Arte en pleno tramo binacional – Frontera Plus

Arte en pleno tramo binacional

El artista, mediante pinceladas, hizo de su historia personal, una realidad nacional, que traspasa fronteras


Por Jonathan Maldonado

Darío Rodríguez, artista plástico cucuteño, se trasladó al puente internacional Simón Bolívar, lado colombiano, con sus pinceles y lienzo para convertir su historia personal  en arte binacional transfronterizo.

En la pintura, refleja a los niños migrantes mediante la figura de una niña parada en pleno tramo binacional, con las montañas y el cielo de fondo y, al mismo tiempo, como testigos de una migración que realizó al lado de su madre.

La obra, según el autor representa el anhelo del retorno.

Se trata de la hija del artista, Lucía Antonella Rodríguez Campos, quien cuando contaba con apenas dos años de edad, abandonó su ciudad natal, Rubio, para entregarse al éxodo, en compañía de su madre.

«Aquí, en este lugar, donde ha habido acontecimientos históricos para los dos países; es un lugar emblemático, donde han surgido una gran cantidad de eventos: tristeza, angustia, pero, al mismo tiempo, esperanza; esta es la esperanza de que miles de niños retornen a su país», recalcó.

En el cuadro, el creador no quiso mostrar la reacción que había, en ese instante, en el rostro de la infante. «Es una imagen difusa, pues al momento de cruzar el puente internacional Simón Bolívar, se hallaba en un lugar donde no se crió», aclaró.

En la actualidad, la niña raya los seis años. «Ella nació en el hospital Padre Justo, en el municipio Junín», enfatizó con la voz algo entrecortada, pues se trata de su hija, a quien, por varios años, no ha vuelto a ver, a abrazar con el amor de padre.

Material de origen:
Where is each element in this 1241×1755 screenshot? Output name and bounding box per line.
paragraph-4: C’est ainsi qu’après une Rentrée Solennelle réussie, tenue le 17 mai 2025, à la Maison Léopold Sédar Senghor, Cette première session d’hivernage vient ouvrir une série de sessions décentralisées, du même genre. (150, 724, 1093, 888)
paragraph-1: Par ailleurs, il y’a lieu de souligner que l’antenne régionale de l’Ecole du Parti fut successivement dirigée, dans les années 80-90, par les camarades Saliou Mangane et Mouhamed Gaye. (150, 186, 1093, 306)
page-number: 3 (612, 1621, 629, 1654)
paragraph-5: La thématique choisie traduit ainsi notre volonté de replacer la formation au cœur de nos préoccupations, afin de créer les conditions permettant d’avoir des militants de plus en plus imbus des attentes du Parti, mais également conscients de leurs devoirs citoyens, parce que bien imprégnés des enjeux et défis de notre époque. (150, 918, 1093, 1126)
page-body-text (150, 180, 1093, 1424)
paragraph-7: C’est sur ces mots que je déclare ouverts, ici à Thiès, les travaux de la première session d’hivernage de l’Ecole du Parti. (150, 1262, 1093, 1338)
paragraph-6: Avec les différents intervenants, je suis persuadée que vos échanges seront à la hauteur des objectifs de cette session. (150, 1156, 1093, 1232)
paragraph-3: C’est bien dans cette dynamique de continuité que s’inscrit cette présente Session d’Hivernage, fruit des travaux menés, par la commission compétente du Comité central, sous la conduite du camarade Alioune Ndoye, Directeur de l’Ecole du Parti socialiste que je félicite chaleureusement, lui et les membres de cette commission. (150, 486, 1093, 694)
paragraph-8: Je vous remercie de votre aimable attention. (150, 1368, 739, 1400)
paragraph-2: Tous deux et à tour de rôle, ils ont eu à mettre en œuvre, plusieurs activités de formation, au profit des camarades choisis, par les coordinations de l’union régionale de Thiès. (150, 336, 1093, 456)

Tareas del ejercicio:
1. Responde estas preguntas a partir del artículo sobre Darío Rodríguez:
(a) ¿En qué puente se instaló el artista con sus pinceles y lienzo?
(b) ¿Cuál es la ciudad natal de la hija del artista?
(c) ¿En qué hospital nació la niña?
2. Traduce al inglés esta oración del artículo sobre Darío Rodríguez: «La obra, según el autor representa el anhelo del retorno.»
3. Cambia «lienzo» por «tela» y reescribe el fragmento del artículo sobre Darío Rodríguez entre «El artista, mediante» y «anhelo del retorno.», ambos incluidos.
Las filas no intervienen en este ejercicio.

Respuestas del ejercicio:
1.
(a) En el puente internacional Simón Bolívar, del lado colombiano.
(b) Rubio.
(c) En el hospital Padre Justo, en el municipio Junín.

2. According to the author, the work represents the longing for return.

3.
El artista, mediante pinceladas, hizo de su historia personal, una realidad nacional, que traspasa fronteras


Por Jonathan Maldonado

Darío Rodríguez, artista plástico cucuteño, se trasladó al puente internacional Simón Bolívar, lado colombiano, con sus pinceles y tela para convertir su historia personal  en arte binacional transfronterizo.

En la pintura, refleja a los niños migrantes mediante la figura de una niña parada en pleno tramo binacional, con las montañas y el cielo de fondo y, al mismo tiempo, como testigos de una migración que realizó al lado de su madre.

La obra, según el autor representa el anhelo del retorno.